# Short problem:
Show each line from the listing that includes the word "للدولة".

# Rows:
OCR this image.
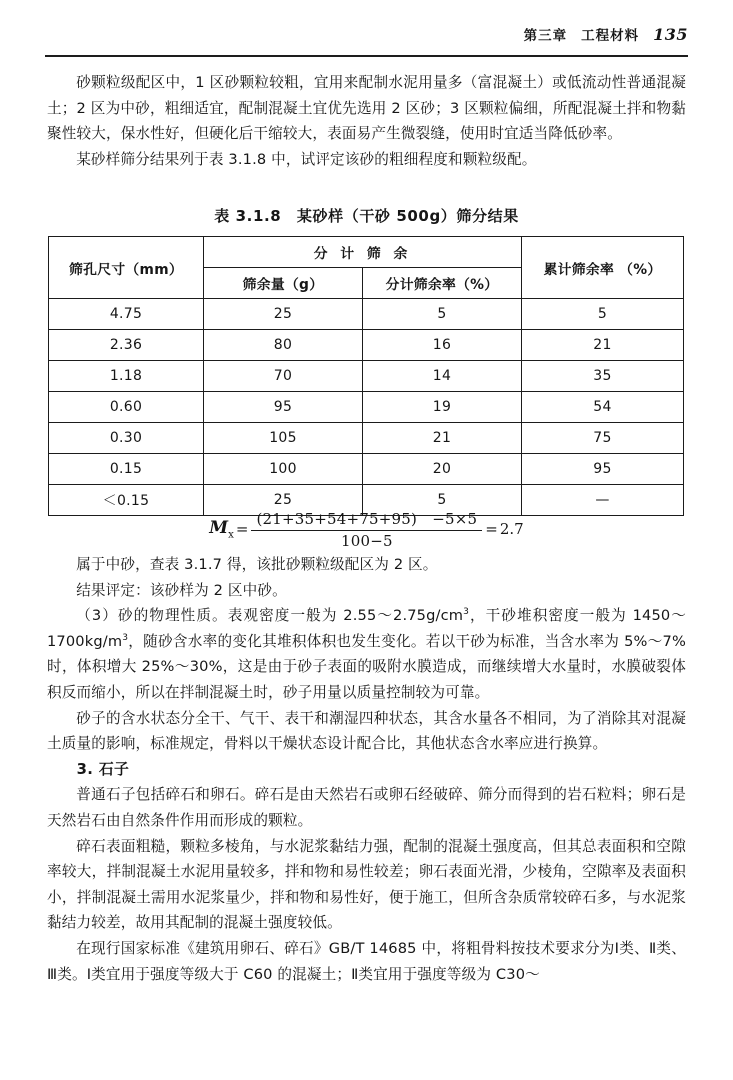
第三章 工程材料 135

砂颗粒级配区中，1 区砂颗粒较粗，宜用来配制水泥用量多（富混凝土）或低流动性普通混凝土；2 区为中砂，粗细适宜，配制混凝土宜优先选用 2 区砂；3 区颗粒偏细，所配混凝土拌和物黏聚性较大，保水性好，但硬化后干缩较大，表面易产生微裂缝，使用时宜适当降低砂率。

某砂样筛分结果列于表 3.1.8 中，试评定该砂的粗细程度和颗粒级配。

表 3.1.8　某砂样（干砂 500g）筛分结果
筛孔尺寸（mm）	分 计 筛 余		累计筛余率 （%）
	筛余量（g）	分计筛余率（%）	
4.75	25	5	5
2.36	80	16	21
1.18	70	14	35
0.60	95	19	54
0.30	105	21	75
0.15	100	20	95
＜0.15	25	5	—
$M_x = \frac{(21+35+54+75+95) -5\times 5}{100-5} = 2.7$

属于中砂，查表 3.1.7 得，该批砂颗粒级配区为 2 区。

结果评定：该砂样为 2 区中砂。

（3）砂的物理性质。表观密度一般为 $2.55\sim 2.75g/cm^3$，干砂堆积密度一般为 $1450\sim 1700kg/m^3$，随砂含水率的变化其堆积体积也发生变化。若以干砂为标准，当含水率为 5%～7%时，体积增大 25%～30%，这是由于砂子表面的吸附水膜造成，而继续增大水量时，水膜破裂体积反而缩小，所以在拌制混凝土时，砂子用量以质量控制较为可靠。

砂子的含水状态分全干、气干、表干和潮湿四种状态，其含水量各不相同，为了消除其对混凝土质量的影响，标准规定，骨料以干燥状态设计配合比，其他状态含水率应进行换算。

3. 石子

普通石子包括碎石和卵石。碎石是由天然岩石或卵石经破碎、筛分而得到的岩石粒料；卵石是天然岩石由自然条件作用而形成的颗粒。

碎石表面粗糙，颗粒多棱角，与水泥浆黏结力强，配制的混凝土强度高，但其总表面积和空隙率较大，拌制混凝土水泥用量较多，拌和物和易性较差；卵石表面光滑，少棱角，空隙率及表面积小，拌制混凝土需用水泥浆量少，拌和物和易性好，便于施工，但所含杂质常较碎石多，与水泥浆黏结力较差，故用其配制的混凝土强度较低。

在现行国家标准《建筑用卵石、碎石》GB/T 14685 中，将粗骨料按技术要求分为Ⅰ类、Ⅱ类、Ⅲ类。Ⅰ类宜用于强度等级大于 C60 的混凝土；Ⅱ类宜用于强度等级为 C30～
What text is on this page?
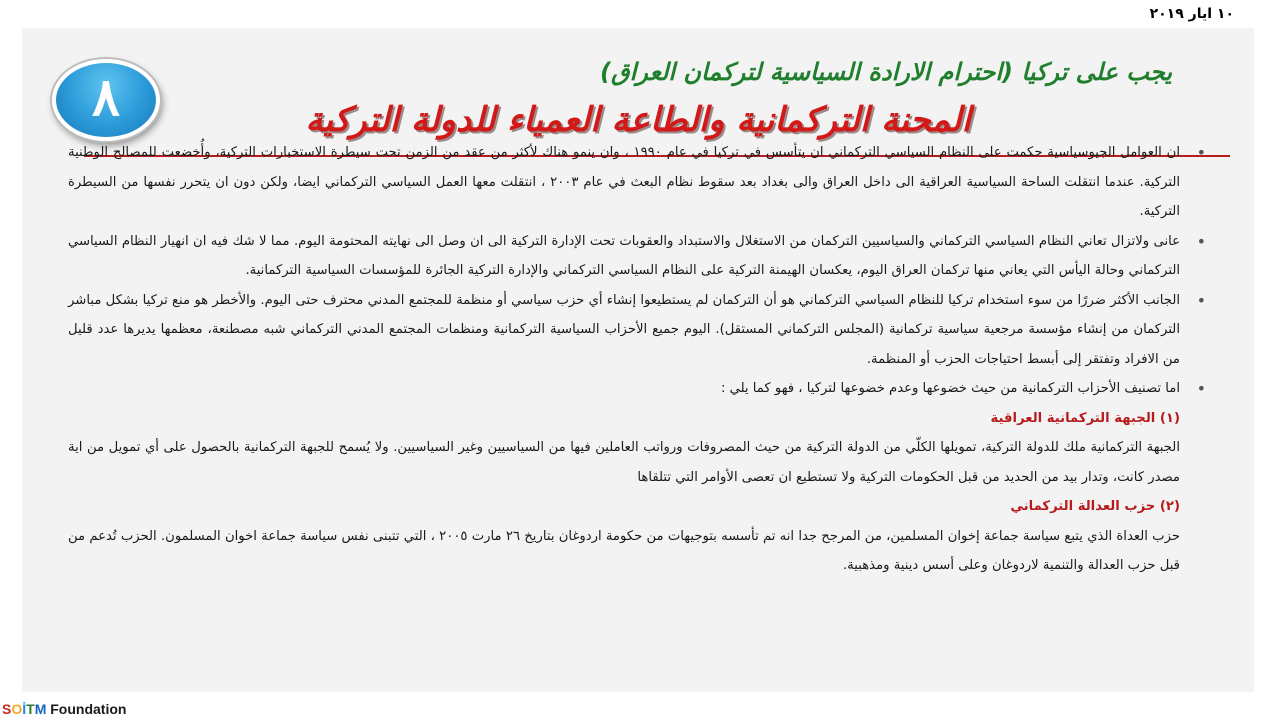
١٠ ايار ٢٠١٩
٨	يجب على تركيا (احترام الارادة السياسية لتركمان العراق)
المحنة التركمانية والطاعة العمياء للدولة التركية

• ان العوامل الجيوسياسية حكمت على النظام السياسي التركماني ان يتأسس في تركيا في عام ١٩٩٠ ، وان ينمو هناك لأكثر من عقد من الزمن تحت سيطرة الاستخبارات التركية، وأُخضعت للمصالح الوطنية التركية. عندما انتقلت الساحة السياسية العراقية الى داخل العراق والى بغداد بعد سقوط نظام البعث في عام ٢٠٠٣ ، انتقلت معها العمل السياسي التركماني ايضا، ولكن دون ان يتحرر نفسها من السيطرة التركية.

• عانى ولاتزال تعاني النظام السياسي التركماني والسياسيين التركمان من الاستغلال والاستبداد والعقوبات تحت الإدارة التركية الى ان وصل الى نهايته المحتومة اليوم. مما لا شك فيه ان انهيار النظام السياسي التركماني وحالة اليأس التي يعاني منها تركمان العراق اليوم، يعكسان الهيمنة التركية على النظام السياسي التركماني والإدارة التركية الجائرة للمؤسسات السياسية التركمانية.

• الجانب الأكثر ضررًا من سوء استخدام تركيا للنظام السياسي التركماني هو أن التركمان لم يستطيعوا إنشاء أي حزب سياسي أو منظمة للمجتمع المدني محترف حتى اليوم. والأخطر هو منع تركيا بشكل مباشر التركمان من إنشاء مؤسسة مرجعية سياسية تركمانية (المجلس التركماني المستقل). اليوم جميع الأحزاب السياسية التركمانية ومنظمات المجتمع المدني التركماني شبه مصطنعة، معظمها يديرها عدد قليل من الافراد وتفتقر إلى أبسط احتياجات الحزب أو المنظمة.

• اما تصنيف الأحزاب التركمانية من حيث خضوعها وعدم خضوعها لتركيا ، فهو كما يلي :

(١) الجبهة التركمانية العراقية

الجبهة التركمانية ملك للدولة التركية، تمويلها الكلّي من الدولة التركية من حيث المصروفات ورواتب العاملين فيها من السياسيين وغير السياسيين. ولا يُسمح للجبهة التركمانية بالحصول على أي تمويل من اية مصدر كانت، وتدار بيد من الحديد من قبل الحكومات التركية ولا تستطيع ان تعصى الأوامر التي تتلقاها

(٢) حزب العدالة التركماني

حزب العداة الذي يتبع سياسة جماعة إخوان المسلمين، من المرجح جدا انه تم تأسسه بتوجيهات من حكومة اردوغان بتاريخ ٢٦ مارت ٢٠٠٥ ، التي تتبنى نفس سياسة جماعة اخوان المسلمون. الحزب تُدعم من قبل حزب العدالة والتنمية لاردوغان وعلى أسس دينية ومذهبية.

SOİTM Foundation
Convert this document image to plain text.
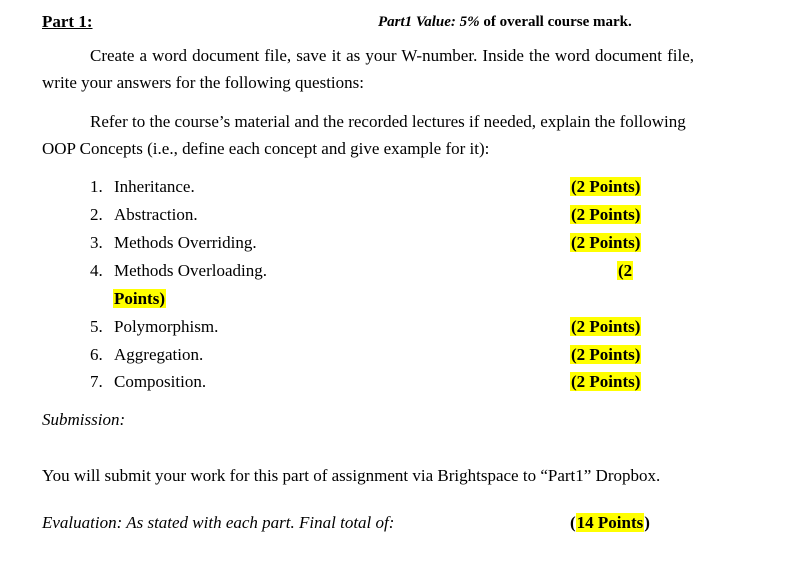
Part 1:	Part1 Value: 5% of overall course mark.

Create a word document file, save it as your W-number. Inside the word document file, write your answers for the following questions:

Refer to the course’s material and the recorded lectures if needed, explain the following OOP Concepts (i.e., define each concept and give example for it):

1. Inheritance.	(2 Points)
2. Abstraction.	(2 Points)
3. Methods Overriding.	(2 Points)
4. Methods Overloading.	(2
Points)
5. Polymorphism.	(2 Points)
6. Aggregation.	(2 Points)
7. Composition.	(2 Points)
Submission:

You will submit your work for this part of assignment via Brightspace to “Part1” Dropbox.

Evaluation: As stated with each part. Final total of:	(14 Points)
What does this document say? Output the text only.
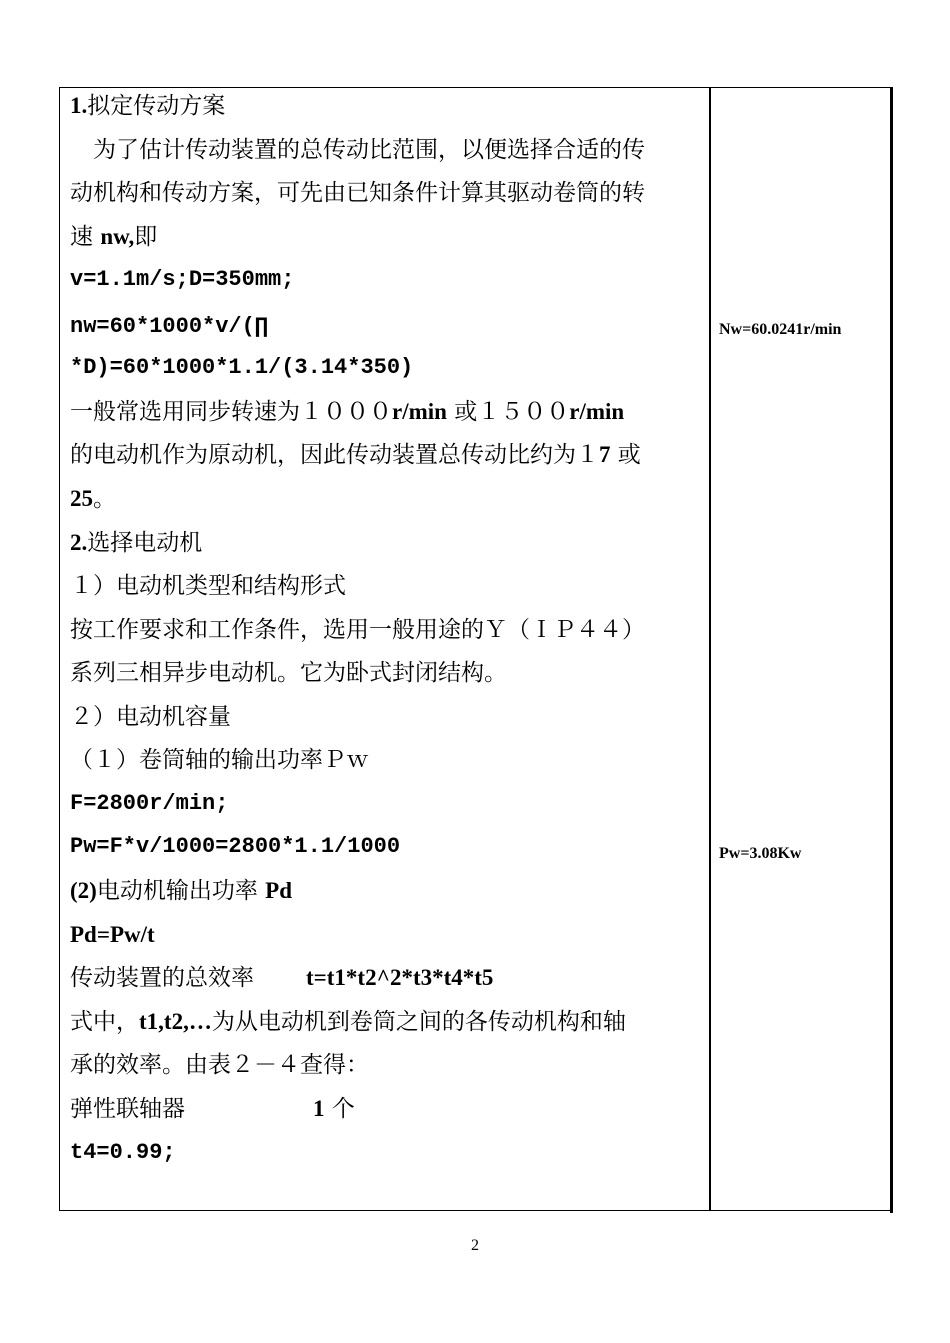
1.拟定传动方案
　为了估计传动装置的总传动比范围，以便选择合适的传
动机构和传动方案，可先由已知条件计算其驱动卷筒的转
速 nw,即
v=1.1m/s;D=350mm;
nw=60*1000*v/(∏
*D)=60*1000*1.1/(3.14*350)
一般常选用同步转速为１０００r/min 或１５００r/min
的电动机作为原动机，因此传动装置总传动比约为１7 或
25。
2.选择电动机
１）电动机类型和结构形式
按工作要求和工作条件，选用一般用途的Ｙ（ＩＰ４４）
系列三相异步电动机。它为卧式封闭结构。
２）电动机容量
（１）卷筒轴的输出功率Ｐｗ
F=2800r/min;
Pw=F*v/1000=2800*1.1/1000
(2)电动机输出功率 Pd
Pd=Pw/t
传动装置的总效率 t=t1*t2^2*t3*t4*t5
式中，t1,t2,…为从电动机到卷筒之间的各传动机构和轴
承的效率。由表２－４查得：
弹性联轴器	1 个
t4=0.99;
Nw=60.0241r/min
Pw=3.08Kw
2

# Solution:
المحنة التركمانية والطاعة العمياء للدولة التركية
الجبهة التركمانية ملك للدولة التركية، تمويلها الكلّي من الدولة التركية من حيث المصروفات ورواتب العاملين فيها من السياسيين وغير السياسيين. ولا يُسمح للجبهة التركمانية بالحصول على أي تمويل من اية مصدر كانت، وتدار بيد من الحديد من قبل الحكومات التركية ولا تستطيع ان تعصى الأوامر التي تتلقاها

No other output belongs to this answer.